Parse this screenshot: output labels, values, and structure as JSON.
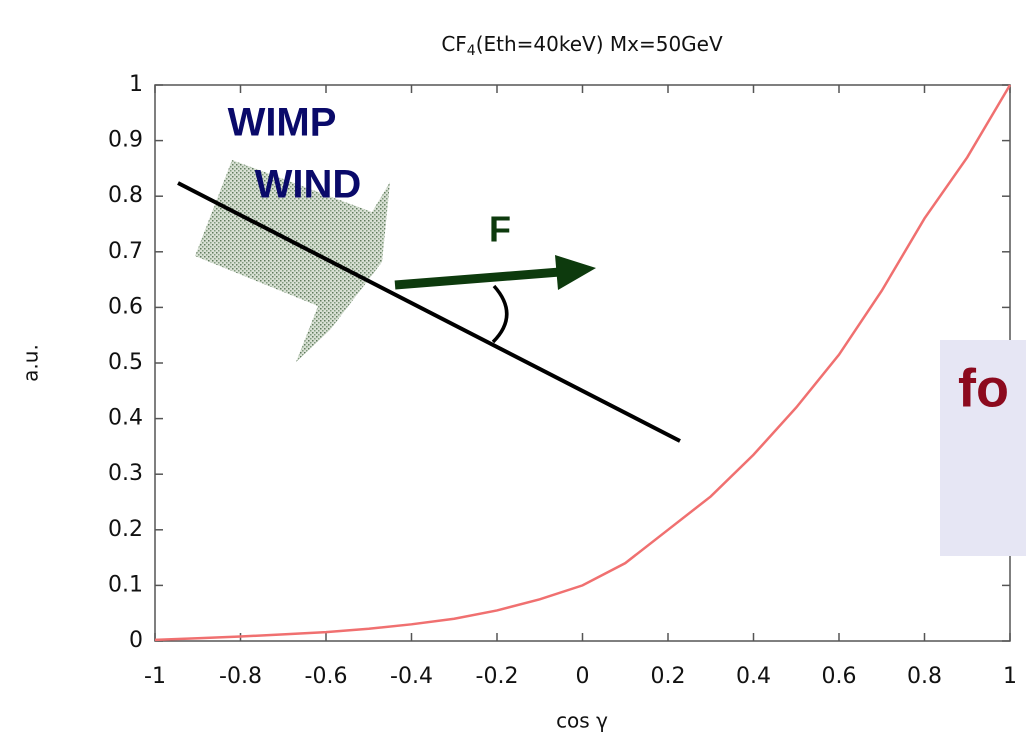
{
  "chart_data": {
    "type": "line",
    "title": [
      "CF",
      "4",
      "(Eth=40keV) Mx=50GeV"
    ],
    "xlabel": "cos γ",
    "ylabel": "a.u.",
    "x": [
      -1,
      -0.9,
      -0.8,
      -0.7,
      -0.6,
      -0.5,
      -0.4,
      -0.3,
      -0.2,
      -0.1,
      0,
      0.1,
      0.2,
      0.3,
      0.4,
      0.5,
      0.6,
      0.7,
      0.8,
      0.9,
      1
    ],
    "series": [
      {
        "color": "#f07070",
        "values": [
          0.002,
          0.005,
          0.008,
          0.012,
          0.016,
          0.022,
          0.03,
          0.04,
          0.055,
          0.075,
          0.1,
          0.14,
          0.2,
          0.26,
          0.335,
          0.42,
          0.515,
          0.63,
          0.76,
          0.87,
          1.0
        ]
      }
    ],
    "xlim": [
      -1,
      1
    ],
    "ylim": [
      0,
      1
    ],
    "xticks": [
      -1,
      -0.8,
      -0.6,
      -0.4,
      -0.2,
      0,
      0.2,
      0.4,
      0.6,
      0.8,
      1
    ],
    "yticks": [
      0,
      0.1,
      0.2,
      0.3,
      0.4,
      0.5,
      0.6,
      0.7,
      0.8,
      0.9,
      1
    ],
    "annotations": [
      "WIMP",
      "WIND",
      "F",
      "fo"
    ]
  }
}
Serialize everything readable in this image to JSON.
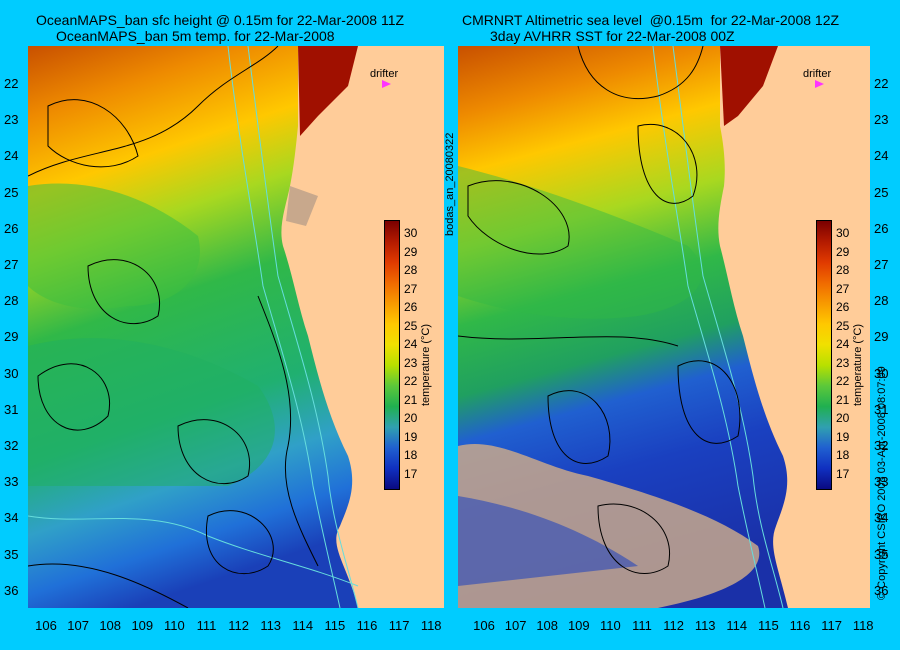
{
  "left_panel": {
    "title_line1": "OceanMAPS_ban sfc height @ 0.15m for 22-Mar-2008 11Z",
    "title_line2": "OceanMAPS_ban 5m temp. for 22-Mar-2008"
  },
  "right_panel": {
    "title_line1": "CMRNRT Altimetric sea level  @0.15m  for 22-Mar-2008 12Z",
    "title_line2": "3day AVHRR SST for 22-Mar-2008 00Z"
  },
  "latitude_ticks": [
    "22",
    "23",
    "24",
    "25",
    "26",
    "27",
    "28",
    "29",
    "30",
    "31",
    "32",
    "33",
    "34",
    "35",
    "36"
  ],
  "longitude_ticks": [
    "106",
    "107",
    "108",
    "109",
    "110",
    "111",
    "112",
    "113",
    "114",
    "115",
    "116",
    "117",
    "118"
  ],
  "colorbar": {
    "title": "temperature (°C)",
    "ticks": [
      "30",
      "29",
      "28",
      "27",
      "26",
      "25",
      "24",
      "23",
      "22",
      "21",
      "20",
      "19",
      "18",
      "17"
    ],
    "colors": [
      "#7a0000",
      "#b31a00",
      "#e03a00",
      "#f06a00",
      "#f89a00",
      "#ffc800",
      "#f0e000",
      "#b8e000",
      "#5cc83a",
      "#20b050",
      "#30a0b0",
      "#2060d0",
      "#1030c0",
      "#0a0a80"
    ]
  },
  "drifter_label": "drifter",
  "center_label": "bodas_an_20080322",
  "copyright": "© Copyright CSIRO 2008   03-Apr-2008 08:07:09",
  "colors": {
    "background": "#00ccff",
    "land": "#ffcc99",
    "contour": "#000000",
    "bathymetry": "#66dddd",
    "cloud": "#c8a88c"
  }
}
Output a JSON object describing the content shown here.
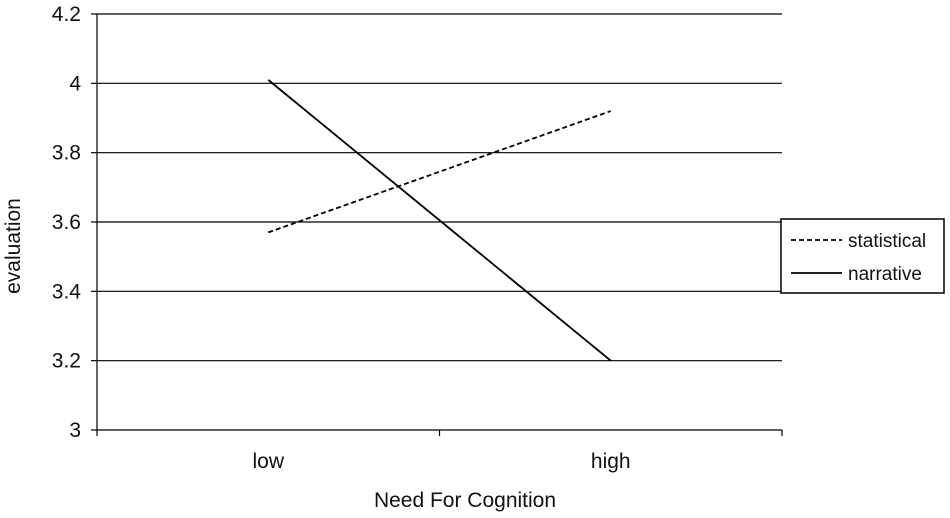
{
  "chart_data": {
    "type": "line",
    "title": "",
    "xlabel": "Need For Cognition",
    "ylabel": "evaluation",
    "categories": [
      "low",
      "high"
    ],
    "ylim": [
      3,
      4.2
    ],
    "yticks": [
      "3",
      "3.2",
      "3.4",
      "3.6",
      "3.8",
      "4",
      "4.2"
    ],
    "grid": true,
    "legend_position": "right",
    "series": [
      {
        "name": "statistical",
        "values": [
          3.57,
          3.92
        ],
        "style": "dashed",
        "color": "#000000"
      },
      {
        "name": "narrative",
        "values": [
          4.01,
          3.2
        ],
        "style": "solid",
        "color": "#000000"
      }
    ]
  }
}
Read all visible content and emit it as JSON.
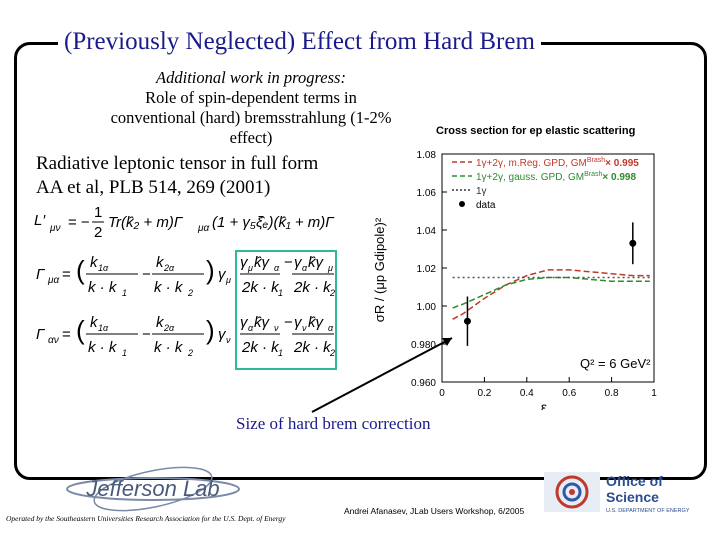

### Written problem:
Output all of the data exactly as it stands, minus any images.

### Result:
Parse this screenshot: output labels, values, and structure as JSON.
{
  "chart_data": {
    "type": "line",
    "title": [
      "CF",
      "4",
      "(Eth=40keV) Mx=50GeV"
    ],
    "xlabel": "cos γ",
    "ylabel": "a.u.",
    "x": [
      -1,
      -0.9,
      -0.8,
      -0.7,
      -0.6,
      -0.5,
      -0.4,
      -0.3,
      -0.2,
      -0.1,
      0,
      0.1,
      0.2,
      0.3,
      0.4,
      0.5,
      0.6,
      0.7,
      0.8,
      0.9,
      1
    ],
    "series": [
      {
        "color": "#f07070",
        "values": [
          0.002,
          0.005,
          0.008,
          0.012,
          0.016,
          0.022,
          0.03,
          0.04,
          0.055,
          0.075,
          0.1,
          0.14,
          0.2,
          0.26,
          0.335,
          0.42,
          0.515,
          0.63,
          0.76,
          0.87,
          1.0
        ]
      }
    ],
    "xlim": [
      -1,
      1
    ],
    "ylim": [
      0,
      1
    ],
    "xticks": [
      -1,
      -0.8,
      -0.6,
      -0.4,
      -0.2,
      0,
      0.2,
      0.4,
      0.6,
      0.8,
      1
    ],
    "yticks": [
      0,
      0.1,
      0.2,
      0.3,
      0.4,
      0.5,
      0.6,
      0.7,
      0.8,
      0.9,
      1
    ],
    "annotations": [
      "WIMP",
      "WIND",
      "F",
      "fo"
    ]
  }
}
Serialize everything readable in this image to JSON.
{
  "left_panel": {
    "title_line1": "OceanMAPS_ban sfc height @ 0.15m for 22-Mar-2008 11Z",
    "title_line2": "OceanMAPS_ban 5m temp. for 22-Mar-2008"
  },
  "right_panel": {
    "title_line1": "CMRNRT Altimetric sea level  @0.15m  for 22-Mar-2008 12Z",
    "title_line2": "3day AVHRR SST for 22-Mar-2008 00Z"
  },
  "latitude_ticks": [
    "22",
    "23",
    "24",
    "25",
    "26",
    "27",
    "28",
    "29",
    "30",
    "31",
    "32",
    "33",
    "34",
    "35",
    "36"
  ],
  "longitude_ticks": [
    "106",
    "107",
    "108",
    "109",
    "110",
    "111",
    "112",
    "113",
    "114",
    "115",
    "116",
    "117",
    "118"
  ],
  "colorbar": {
    "title": "temperature (°C)",
    "ticks": [
      "30",
      "29",
      "28",
      "27",
      "26",
      "25",
      "24",
      "23",
      "22",
      "21",
      "20",
      "19",
      "18",
      "17"
    ],
    "colors": [
      "#7a0000",
      "#b31a00",
      "#e03a00",
      "#f06a00",
      "#f89a00",
      "#ffc800",
      "#f0e000",
      "#b8e000",
      "#5cc83a",
      "#20b050",
      "#30a0b0",
      "#2060d0",
      "#1030c0",
      "#0a0a80"
    ]
  },
  "drifter_label": "drifter",
  "center_label": "bodas_an_20080322",
  "copyright": "© Copyright CSIRO 2008   03-Apr-2008 08:07:09",
  "colors": {
    "background": "#00ccff",
    "land": "#ffcc99",
    "contour": "#000000",
    "bathymetry": "#66dddd",
    "cloud": "#c8a88c"
  }
}
Output a JSON object describing the content shown here.
{
  "chart_data": {
    "type": "line",
    "title": "",
    "xlabel": "Need For Cognition",
    "ylabel": "evaluation",
    "categories": [
      "low",
      "high"
    ],
    "ylim": [
      3,
      4.2
    ],
    "yticks": [
      "3",
      "3.2",
      "3.4",
      "3.6",
      "3.8",
      "4",
      "4.2"
    ],
    "grid": true,
    "legend_position": "right",
    "series": [
      {
        "name": "statistical",
        "values": [
          3.57,
          3.92
        ],
        "style": "dashed",
        "color": "#000000"
      },
      {
        "name": "narrative",
        "values": [
          4.01,
          3.2
        ],
        "style": "solid",
        "color": "#000000"
      }
    ]
  }
}
Read all visible content and emit it as JSON.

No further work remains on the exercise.